[Supplied material start]
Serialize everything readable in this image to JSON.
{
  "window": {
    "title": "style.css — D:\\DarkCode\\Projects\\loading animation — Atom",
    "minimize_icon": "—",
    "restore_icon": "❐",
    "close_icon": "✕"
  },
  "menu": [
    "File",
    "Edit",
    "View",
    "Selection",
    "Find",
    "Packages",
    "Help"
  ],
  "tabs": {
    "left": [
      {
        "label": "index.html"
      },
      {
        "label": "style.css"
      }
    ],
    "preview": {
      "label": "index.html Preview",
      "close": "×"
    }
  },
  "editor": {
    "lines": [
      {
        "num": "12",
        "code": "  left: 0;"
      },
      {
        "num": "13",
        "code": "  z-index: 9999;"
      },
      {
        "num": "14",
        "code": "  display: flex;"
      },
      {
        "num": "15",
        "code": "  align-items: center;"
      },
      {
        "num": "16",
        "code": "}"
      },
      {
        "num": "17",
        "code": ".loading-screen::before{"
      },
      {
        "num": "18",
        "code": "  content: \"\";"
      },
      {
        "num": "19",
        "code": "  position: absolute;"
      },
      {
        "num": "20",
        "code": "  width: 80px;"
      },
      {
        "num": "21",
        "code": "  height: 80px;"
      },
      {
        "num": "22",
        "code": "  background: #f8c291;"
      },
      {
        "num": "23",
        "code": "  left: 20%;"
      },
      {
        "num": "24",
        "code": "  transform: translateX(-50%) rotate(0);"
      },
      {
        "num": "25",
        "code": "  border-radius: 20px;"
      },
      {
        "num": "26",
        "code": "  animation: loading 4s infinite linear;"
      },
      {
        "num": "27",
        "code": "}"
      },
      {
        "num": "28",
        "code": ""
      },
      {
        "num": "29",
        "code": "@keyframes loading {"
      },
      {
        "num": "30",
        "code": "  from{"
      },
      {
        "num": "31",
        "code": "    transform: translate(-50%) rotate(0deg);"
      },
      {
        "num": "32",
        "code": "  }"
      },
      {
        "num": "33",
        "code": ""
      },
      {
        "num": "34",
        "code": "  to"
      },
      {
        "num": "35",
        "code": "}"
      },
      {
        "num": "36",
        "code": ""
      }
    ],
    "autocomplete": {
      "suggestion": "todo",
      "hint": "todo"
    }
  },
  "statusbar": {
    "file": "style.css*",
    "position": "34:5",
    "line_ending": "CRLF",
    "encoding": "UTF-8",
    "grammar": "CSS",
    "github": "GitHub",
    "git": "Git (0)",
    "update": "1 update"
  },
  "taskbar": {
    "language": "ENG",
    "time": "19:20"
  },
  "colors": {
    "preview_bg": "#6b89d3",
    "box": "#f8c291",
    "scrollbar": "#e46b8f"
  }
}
[Supplied material end]
Which lines hold the word "transform"? Return all of them from the records above.

        "code": "  transform: translateX(-50%) rotate(0);"
        "code": "    transform: translate(-50%) rotate(0deg);"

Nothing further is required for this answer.